- What the task requires: Copy out all lines that hold "title".
## start
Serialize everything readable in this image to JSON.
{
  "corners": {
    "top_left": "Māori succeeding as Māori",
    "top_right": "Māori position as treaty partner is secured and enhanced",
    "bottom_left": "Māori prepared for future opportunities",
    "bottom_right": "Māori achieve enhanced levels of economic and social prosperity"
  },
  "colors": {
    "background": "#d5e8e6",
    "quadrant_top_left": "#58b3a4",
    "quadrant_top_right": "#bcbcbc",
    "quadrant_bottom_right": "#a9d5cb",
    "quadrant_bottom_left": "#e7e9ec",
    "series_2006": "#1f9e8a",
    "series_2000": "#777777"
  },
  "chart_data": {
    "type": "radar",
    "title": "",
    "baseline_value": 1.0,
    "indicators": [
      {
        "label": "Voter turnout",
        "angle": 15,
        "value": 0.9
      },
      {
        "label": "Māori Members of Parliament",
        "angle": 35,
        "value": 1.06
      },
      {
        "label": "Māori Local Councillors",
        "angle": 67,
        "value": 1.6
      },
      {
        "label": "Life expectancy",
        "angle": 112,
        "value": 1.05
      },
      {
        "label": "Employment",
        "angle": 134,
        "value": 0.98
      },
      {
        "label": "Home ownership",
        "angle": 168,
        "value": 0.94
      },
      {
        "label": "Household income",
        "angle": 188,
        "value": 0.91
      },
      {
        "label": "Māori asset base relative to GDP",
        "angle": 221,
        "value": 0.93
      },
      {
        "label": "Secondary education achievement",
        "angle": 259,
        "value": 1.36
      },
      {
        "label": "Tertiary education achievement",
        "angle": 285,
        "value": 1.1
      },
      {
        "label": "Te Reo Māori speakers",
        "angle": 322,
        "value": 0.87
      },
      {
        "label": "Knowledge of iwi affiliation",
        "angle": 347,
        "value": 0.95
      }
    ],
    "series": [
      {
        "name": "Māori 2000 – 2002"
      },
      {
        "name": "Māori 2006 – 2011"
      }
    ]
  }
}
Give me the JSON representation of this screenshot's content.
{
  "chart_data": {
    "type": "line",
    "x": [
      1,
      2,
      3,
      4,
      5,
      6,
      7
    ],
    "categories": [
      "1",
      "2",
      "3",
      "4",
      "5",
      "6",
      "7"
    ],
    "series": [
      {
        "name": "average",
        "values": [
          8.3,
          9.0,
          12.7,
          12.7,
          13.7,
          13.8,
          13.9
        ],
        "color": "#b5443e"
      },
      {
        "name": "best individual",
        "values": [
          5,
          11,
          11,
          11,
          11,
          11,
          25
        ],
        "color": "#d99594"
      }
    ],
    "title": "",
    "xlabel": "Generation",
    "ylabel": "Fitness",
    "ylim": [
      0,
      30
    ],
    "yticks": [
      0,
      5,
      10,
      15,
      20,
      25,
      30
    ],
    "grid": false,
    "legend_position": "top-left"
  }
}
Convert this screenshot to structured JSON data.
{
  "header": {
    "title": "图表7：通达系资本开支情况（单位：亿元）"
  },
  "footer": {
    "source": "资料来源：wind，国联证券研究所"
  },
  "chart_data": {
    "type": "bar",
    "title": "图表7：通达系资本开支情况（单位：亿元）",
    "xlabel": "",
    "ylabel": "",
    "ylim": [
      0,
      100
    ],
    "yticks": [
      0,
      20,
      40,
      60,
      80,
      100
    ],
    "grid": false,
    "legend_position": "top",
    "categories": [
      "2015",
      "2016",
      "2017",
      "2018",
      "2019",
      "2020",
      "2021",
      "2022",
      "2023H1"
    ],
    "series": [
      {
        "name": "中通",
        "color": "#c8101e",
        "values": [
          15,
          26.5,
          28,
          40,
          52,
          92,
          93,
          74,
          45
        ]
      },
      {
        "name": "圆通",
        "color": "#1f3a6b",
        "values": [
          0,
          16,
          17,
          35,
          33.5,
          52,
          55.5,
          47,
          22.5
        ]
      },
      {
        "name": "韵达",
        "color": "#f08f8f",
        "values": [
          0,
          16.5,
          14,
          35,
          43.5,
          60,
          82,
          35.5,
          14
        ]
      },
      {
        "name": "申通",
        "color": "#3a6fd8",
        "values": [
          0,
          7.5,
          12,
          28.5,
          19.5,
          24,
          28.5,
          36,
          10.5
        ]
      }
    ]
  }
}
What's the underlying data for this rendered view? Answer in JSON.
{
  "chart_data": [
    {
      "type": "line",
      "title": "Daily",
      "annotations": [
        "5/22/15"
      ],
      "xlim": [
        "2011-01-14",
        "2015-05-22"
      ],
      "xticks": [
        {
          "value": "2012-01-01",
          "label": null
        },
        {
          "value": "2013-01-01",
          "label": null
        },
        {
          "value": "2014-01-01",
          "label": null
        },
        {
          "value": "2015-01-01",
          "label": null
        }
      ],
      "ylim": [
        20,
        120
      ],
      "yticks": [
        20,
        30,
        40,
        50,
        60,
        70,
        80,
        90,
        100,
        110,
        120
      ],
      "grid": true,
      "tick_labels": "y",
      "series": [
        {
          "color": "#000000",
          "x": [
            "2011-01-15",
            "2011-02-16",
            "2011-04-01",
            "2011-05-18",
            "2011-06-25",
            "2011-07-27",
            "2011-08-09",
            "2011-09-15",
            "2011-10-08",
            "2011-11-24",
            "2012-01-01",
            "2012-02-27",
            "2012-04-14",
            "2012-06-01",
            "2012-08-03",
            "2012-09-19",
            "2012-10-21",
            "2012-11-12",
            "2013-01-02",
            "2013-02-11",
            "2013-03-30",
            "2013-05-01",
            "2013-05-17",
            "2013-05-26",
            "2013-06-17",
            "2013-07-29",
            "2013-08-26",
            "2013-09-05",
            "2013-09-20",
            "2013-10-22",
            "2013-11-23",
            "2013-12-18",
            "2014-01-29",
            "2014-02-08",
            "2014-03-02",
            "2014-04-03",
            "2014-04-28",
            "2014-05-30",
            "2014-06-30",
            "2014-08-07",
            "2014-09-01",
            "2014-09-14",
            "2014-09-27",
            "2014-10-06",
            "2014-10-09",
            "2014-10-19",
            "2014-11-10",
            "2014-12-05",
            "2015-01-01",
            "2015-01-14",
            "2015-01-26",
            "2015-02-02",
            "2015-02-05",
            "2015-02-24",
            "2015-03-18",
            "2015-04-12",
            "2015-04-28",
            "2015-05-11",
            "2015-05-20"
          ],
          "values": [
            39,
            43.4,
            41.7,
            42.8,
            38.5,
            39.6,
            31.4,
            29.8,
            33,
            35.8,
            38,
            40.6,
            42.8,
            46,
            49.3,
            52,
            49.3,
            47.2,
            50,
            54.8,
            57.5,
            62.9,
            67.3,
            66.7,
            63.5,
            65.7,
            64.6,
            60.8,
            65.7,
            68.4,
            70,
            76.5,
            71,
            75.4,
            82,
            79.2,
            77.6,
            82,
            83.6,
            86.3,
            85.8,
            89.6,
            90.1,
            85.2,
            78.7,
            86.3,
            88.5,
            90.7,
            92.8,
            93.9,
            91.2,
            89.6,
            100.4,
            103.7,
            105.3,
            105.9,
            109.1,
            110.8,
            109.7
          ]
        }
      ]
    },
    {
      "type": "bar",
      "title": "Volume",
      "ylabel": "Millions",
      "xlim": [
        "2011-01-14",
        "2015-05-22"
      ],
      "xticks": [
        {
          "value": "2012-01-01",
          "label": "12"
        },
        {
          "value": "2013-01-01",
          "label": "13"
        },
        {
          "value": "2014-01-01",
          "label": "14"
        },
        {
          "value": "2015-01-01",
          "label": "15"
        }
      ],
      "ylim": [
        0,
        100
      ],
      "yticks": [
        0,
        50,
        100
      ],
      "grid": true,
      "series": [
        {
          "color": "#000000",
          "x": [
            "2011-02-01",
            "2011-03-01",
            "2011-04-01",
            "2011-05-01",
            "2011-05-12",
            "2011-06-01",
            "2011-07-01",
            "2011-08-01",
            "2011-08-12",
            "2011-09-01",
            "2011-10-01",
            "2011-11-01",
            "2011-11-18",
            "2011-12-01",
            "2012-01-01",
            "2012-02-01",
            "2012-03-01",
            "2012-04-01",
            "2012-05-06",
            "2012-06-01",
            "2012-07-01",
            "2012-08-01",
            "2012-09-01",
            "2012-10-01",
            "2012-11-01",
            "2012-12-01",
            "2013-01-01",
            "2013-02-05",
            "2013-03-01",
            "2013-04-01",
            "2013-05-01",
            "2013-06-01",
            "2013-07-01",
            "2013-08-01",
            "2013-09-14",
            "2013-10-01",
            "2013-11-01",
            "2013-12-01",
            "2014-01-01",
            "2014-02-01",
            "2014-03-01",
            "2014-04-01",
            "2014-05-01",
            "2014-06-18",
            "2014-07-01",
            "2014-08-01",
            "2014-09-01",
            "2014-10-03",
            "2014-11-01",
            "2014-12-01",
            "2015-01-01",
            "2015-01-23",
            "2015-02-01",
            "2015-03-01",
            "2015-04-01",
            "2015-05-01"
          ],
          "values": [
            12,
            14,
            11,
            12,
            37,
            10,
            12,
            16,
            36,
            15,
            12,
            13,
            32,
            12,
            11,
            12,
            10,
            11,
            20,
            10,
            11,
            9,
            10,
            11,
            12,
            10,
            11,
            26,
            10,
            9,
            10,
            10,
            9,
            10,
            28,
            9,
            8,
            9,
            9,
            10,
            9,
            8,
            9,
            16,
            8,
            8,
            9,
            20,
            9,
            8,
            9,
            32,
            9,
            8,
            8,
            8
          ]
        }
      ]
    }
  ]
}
## end
- Output for this task:
    "title": "",
    "title": "",
    "title": "图表7：通达系资本开支情况（单位：亿元）"
    "title": "图表7：通达系资本开支情况（单位：亿元）",
      "title": "Daily",
      "title": "Volume",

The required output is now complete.